## MATERIALS PROVIDED
[Begin]
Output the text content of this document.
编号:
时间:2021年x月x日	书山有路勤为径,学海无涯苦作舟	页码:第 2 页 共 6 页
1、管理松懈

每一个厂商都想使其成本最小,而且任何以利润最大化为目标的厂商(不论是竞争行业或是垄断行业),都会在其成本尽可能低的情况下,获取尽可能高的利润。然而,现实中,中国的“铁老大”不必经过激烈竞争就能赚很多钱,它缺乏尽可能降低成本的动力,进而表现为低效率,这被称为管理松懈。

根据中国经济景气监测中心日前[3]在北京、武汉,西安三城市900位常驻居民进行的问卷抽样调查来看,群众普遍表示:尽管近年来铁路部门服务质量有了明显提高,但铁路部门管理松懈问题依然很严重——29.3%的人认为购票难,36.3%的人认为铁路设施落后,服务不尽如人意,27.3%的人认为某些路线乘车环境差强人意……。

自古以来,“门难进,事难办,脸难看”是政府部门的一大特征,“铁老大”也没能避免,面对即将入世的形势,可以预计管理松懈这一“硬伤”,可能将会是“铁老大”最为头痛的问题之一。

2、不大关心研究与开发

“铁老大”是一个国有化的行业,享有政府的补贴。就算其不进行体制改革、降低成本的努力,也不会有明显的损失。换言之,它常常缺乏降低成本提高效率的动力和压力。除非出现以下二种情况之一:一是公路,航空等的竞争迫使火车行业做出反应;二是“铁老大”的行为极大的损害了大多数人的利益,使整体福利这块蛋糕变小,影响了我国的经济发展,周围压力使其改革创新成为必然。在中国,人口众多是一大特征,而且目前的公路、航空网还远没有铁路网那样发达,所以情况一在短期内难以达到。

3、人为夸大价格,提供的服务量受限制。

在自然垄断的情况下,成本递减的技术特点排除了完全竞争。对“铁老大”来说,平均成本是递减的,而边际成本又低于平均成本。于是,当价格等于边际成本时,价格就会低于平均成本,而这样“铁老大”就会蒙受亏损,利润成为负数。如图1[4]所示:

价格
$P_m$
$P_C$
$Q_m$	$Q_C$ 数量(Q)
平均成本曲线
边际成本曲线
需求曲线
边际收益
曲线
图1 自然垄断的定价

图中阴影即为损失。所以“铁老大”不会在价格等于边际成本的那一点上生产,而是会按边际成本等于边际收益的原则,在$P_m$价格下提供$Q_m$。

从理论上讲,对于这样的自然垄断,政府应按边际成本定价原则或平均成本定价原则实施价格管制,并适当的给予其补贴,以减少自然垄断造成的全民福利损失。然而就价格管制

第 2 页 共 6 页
[End]
## PROBLEM TO SOLVE
Reproduce the material in full, with no word added or dropped.

## ANSWER TO THE TASK
Output the text content of this document.
编号:
时间:2021年x月x日	书山有路勤为径,学海无涯苦作舟	页码:第 2 页 共 6 页
1、管理松懈

每一个厂商都想使其成本最小,而且任何以利润最大化为目标的厂商(不论是竞争行业或是垄断行业),都会在其成本尽可能低的情况下,获取尽可能高的利润。然而,现实中,中国的“铁老大”不必经过激烈竞争就能赚很多钱,它缺乏尽可能降低成本的动力,进而表现为低效率,这被称为管理松懈。

根据中国经济景气监测中心日前[3]在北京、武汉,西安三城市900位常驻居民进行的问卷抽样调查来看,群众普遍表示:尽管近年来铁路部门服务质量有了明显提高,但铁路部门管理松懈问题依然很严重——29.3%的人认为购票难,36.3%的人认为铁路设施落后,服务不尽如人意,27.3%的人认为某些路线乘车环境差强人意……。

自古以来,“门难进,事难办,脸难看”是政府部门的一大特征,“铁老大”也没能避免,面对即将入世的形势,可以预计管理松懈这一“硬伤”,可能将会是“铁老大”最为头痛的问题之一。

2、不大关心研究与开发

“铁老大”是一个国有化的行业,享有政府的补贴。就算其不进行体制改革、降低成本的努力,也不会有明显的损失。换言之,它常常缺乏降低成本提高效率的动力和压力。除非出现以下二种情况之一:一是公路,航空等的竞争迫使火车行业做出反应;二是“铁老大”的行为极大的损害了大多数人的利益,使整体福利这块蛋糕变小,影响了我国的经济发展,周围压力使其改革创新成为必然。在中国,人口众多是一大特征,而且目前的公路、航空网还远没有铁路网那样发达,所以情况一在短期内难以达到。

3、人为夸大价格,提供的服务量受限制。

在自然垄断的情况下,成本递减的技术特点排除了完全竞争。对“铁老大”来说,平均成本是递减的,而边际成本又低于平均成本。于是,当价格等于边际成本时,价格就会低于平均成本,而这样“铁老大”就会蒙受亏损,利润成为负数。如图1[4]所示:

价格
$P_m$
$P_C$
$Q_m$	$Q_C$ 数量(Q)
平均成本曲线
边际成本曲线
需求曲线
边际收益
曲线
图1 自然垄断的定价

图中阴影即为损失。所以“铁老大”不会在价格等于边际成本的那一点上生产,而是会按边际成本等于边际收益的原则,在$P_m$价格下提供$Q_m$。

从理论上讲,对于这样的自然垄断,政府应按边际成本定价原则或平均成本定价原则实施价格管制,并适当的给予其补贴,以减少自然垄断造成的全民福利损失。然而就价格管制

第 2 页 共 6 页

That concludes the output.